* _What is expected_
Copy every line that mentions the word "Certificate".

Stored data
--- Begin ---

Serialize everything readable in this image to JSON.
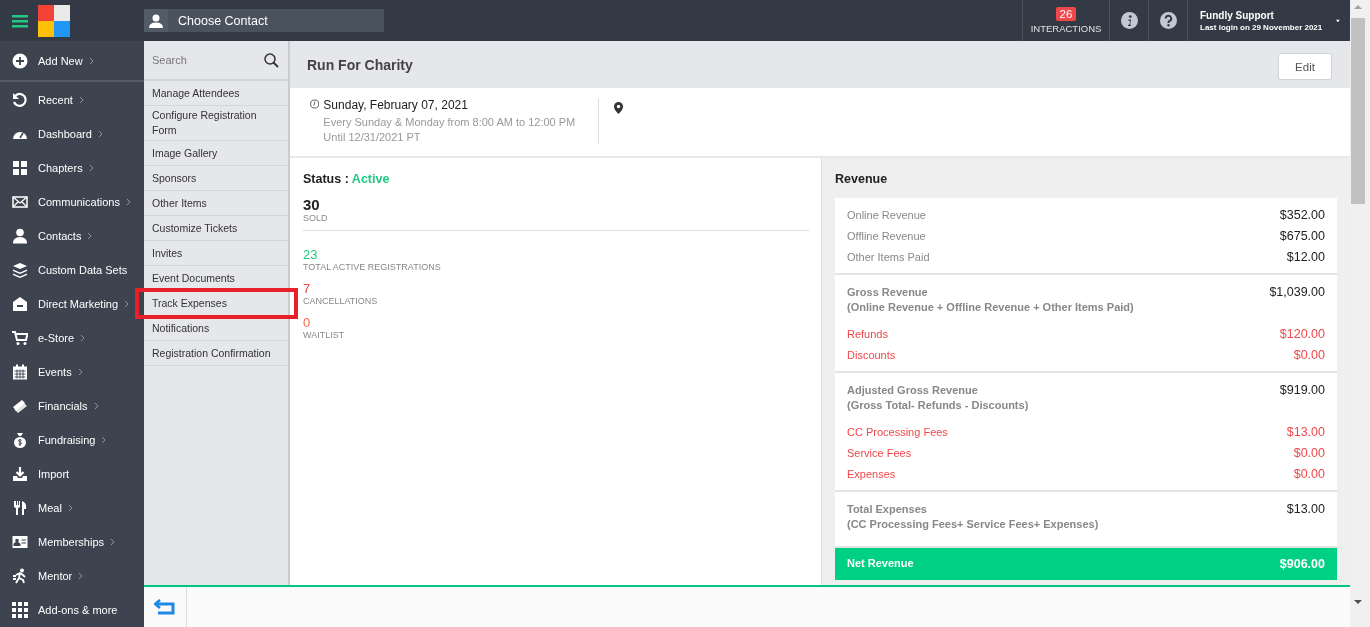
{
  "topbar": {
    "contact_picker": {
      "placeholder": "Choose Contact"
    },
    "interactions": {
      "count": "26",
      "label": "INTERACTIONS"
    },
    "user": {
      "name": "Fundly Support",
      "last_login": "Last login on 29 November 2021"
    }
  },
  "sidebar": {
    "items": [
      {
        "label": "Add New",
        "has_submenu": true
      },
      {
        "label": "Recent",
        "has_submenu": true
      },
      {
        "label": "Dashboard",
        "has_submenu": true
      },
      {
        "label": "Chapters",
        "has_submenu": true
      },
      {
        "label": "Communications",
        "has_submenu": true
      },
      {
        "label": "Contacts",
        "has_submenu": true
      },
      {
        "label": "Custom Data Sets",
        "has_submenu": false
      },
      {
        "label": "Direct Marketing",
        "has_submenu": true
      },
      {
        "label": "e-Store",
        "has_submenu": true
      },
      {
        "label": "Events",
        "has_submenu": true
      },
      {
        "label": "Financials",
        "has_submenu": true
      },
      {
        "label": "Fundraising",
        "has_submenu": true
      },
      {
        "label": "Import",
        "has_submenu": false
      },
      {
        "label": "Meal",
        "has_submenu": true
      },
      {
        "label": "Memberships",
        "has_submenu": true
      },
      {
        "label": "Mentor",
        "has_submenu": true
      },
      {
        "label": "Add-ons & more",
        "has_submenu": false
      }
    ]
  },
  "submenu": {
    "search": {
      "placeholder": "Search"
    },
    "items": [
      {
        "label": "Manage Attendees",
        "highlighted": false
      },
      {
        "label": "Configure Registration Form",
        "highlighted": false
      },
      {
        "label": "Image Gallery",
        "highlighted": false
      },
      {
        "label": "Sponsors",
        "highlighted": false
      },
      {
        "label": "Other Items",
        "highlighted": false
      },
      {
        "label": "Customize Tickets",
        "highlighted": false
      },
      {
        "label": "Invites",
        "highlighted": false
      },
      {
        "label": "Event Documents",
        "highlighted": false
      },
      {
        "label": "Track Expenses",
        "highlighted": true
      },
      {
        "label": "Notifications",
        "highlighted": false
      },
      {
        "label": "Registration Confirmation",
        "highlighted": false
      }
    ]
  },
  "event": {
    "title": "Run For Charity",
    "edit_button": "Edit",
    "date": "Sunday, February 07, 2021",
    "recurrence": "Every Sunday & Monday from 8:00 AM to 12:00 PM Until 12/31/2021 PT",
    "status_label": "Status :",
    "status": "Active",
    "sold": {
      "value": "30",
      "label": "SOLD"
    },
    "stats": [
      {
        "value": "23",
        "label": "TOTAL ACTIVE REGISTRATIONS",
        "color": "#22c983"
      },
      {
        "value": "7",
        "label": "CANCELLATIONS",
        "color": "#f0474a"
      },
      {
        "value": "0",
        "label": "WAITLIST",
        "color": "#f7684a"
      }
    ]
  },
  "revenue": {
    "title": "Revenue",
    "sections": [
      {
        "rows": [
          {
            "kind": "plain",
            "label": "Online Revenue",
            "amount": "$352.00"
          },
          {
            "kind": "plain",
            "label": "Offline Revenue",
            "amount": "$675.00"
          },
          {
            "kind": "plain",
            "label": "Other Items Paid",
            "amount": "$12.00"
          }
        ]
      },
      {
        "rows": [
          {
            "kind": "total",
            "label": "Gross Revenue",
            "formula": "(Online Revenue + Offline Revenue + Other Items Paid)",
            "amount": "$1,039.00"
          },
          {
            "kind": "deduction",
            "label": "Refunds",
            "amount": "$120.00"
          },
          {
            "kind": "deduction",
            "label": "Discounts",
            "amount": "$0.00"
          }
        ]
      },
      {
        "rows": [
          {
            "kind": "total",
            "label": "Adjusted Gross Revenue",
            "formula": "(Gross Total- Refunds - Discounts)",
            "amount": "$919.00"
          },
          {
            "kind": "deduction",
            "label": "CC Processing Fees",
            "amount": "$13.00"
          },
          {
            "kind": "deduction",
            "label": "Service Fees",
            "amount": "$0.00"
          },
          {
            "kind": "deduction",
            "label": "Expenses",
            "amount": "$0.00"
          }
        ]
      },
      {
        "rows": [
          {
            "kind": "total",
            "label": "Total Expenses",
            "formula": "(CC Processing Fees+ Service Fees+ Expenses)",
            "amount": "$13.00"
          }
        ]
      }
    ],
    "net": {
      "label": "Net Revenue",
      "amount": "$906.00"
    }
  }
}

--- End ---
--- Begin ---

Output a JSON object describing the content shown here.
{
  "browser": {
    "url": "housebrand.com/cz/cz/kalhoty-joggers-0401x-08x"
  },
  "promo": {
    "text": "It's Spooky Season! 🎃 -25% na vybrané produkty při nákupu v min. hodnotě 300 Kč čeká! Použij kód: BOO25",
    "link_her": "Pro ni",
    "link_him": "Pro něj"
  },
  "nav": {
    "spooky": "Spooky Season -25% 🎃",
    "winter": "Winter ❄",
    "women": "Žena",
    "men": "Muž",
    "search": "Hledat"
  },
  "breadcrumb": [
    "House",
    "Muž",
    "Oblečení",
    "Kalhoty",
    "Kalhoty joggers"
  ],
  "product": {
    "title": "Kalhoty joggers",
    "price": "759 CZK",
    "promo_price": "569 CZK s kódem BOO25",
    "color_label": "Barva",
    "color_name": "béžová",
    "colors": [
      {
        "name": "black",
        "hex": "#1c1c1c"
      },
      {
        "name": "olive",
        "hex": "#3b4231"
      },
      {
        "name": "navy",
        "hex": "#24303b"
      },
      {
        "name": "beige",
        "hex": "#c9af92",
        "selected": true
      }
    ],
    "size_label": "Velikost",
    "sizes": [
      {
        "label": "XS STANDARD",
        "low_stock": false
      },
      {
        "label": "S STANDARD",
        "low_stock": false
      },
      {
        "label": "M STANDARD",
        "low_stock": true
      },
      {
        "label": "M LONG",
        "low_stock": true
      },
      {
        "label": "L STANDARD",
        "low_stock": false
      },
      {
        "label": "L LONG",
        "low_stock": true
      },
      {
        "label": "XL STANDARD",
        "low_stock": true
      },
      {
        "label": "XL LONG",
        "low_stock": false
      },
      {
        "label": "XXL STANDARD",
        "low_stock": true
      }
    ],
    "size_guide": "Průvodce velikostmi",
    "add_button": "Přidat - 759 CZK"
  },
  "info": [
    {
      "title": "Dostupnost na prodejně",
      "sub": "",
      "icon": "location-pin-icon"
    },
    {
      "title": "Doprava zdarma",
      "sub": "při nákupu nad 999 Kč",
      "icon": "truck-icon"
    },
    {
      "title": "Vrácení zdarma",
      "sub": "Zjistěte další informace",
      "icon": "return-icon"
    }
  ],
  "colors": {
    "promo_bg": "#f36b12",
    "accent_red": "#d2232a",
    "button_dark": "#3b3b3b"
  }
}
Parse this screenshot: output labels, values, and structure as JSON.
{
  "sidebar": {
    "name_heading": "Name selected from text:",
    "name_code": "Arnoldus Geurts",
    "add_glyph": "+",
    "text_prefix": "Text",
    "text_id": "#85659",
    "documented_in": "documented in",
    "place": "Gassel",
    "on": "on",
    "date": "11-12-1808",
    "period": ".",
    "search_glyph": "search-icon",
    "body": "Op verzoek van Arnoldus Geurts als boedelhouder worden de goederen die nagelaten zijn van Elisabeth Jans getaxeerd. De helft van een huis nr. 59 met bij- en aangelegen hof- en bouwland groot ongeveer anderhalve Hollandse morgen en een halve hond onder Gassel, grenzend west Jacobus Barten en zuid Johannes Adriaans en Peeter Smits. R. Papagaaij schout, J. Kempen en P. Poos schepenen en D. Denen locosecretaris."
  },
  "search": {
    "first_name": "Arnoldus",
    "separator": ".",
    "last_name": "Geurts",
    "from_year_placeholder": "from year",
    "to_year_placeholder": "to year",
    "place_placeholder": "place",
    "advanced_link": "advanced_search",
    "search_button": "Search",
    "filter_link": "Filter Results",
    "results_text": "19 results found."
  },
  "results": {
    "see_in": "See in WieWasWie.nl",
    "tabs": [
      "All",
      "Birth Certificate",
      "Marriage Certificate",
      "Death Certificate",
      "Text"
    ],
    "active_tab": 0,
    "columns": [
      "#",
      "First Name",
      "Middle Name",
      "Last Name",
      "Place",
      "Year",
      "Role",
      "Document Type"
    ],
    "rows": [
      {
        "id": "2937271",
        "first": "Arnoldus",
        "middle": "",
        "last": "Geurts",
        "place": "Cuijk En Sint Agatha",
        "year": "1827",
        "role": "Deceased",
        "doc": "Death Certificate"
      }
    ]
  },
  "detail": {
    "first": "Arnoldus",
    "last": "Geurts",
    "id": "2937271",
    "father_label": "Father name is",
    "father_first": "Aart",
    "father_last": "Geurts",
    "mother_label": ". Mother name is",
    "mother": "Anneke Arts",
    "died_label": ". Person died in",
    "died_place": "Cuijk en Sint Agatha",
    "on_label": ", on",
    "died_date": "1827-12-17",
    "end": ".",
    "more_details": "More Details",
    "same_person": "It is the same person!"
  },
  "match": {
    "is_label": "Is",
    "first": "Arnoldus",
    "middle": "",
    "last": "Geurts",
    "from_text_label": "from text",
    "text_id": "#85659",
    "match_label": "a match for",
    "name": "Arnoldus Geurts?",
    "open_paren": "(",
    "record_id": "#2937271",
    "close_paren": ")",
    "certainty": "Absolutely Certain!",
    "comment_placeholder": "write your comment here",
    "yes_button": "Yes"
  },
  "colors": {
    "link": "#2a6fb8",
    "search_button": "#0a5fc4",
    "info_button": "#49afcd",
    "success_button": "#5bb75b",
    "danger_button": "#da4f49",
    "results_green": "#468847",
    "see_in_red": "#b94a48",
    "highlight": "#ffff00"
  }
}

--- End ---

* _Expected answer_
      "Birth Certificate",
      "Marriage Certificate",
      "Death Certificate",
        "doc": "Death Certificate"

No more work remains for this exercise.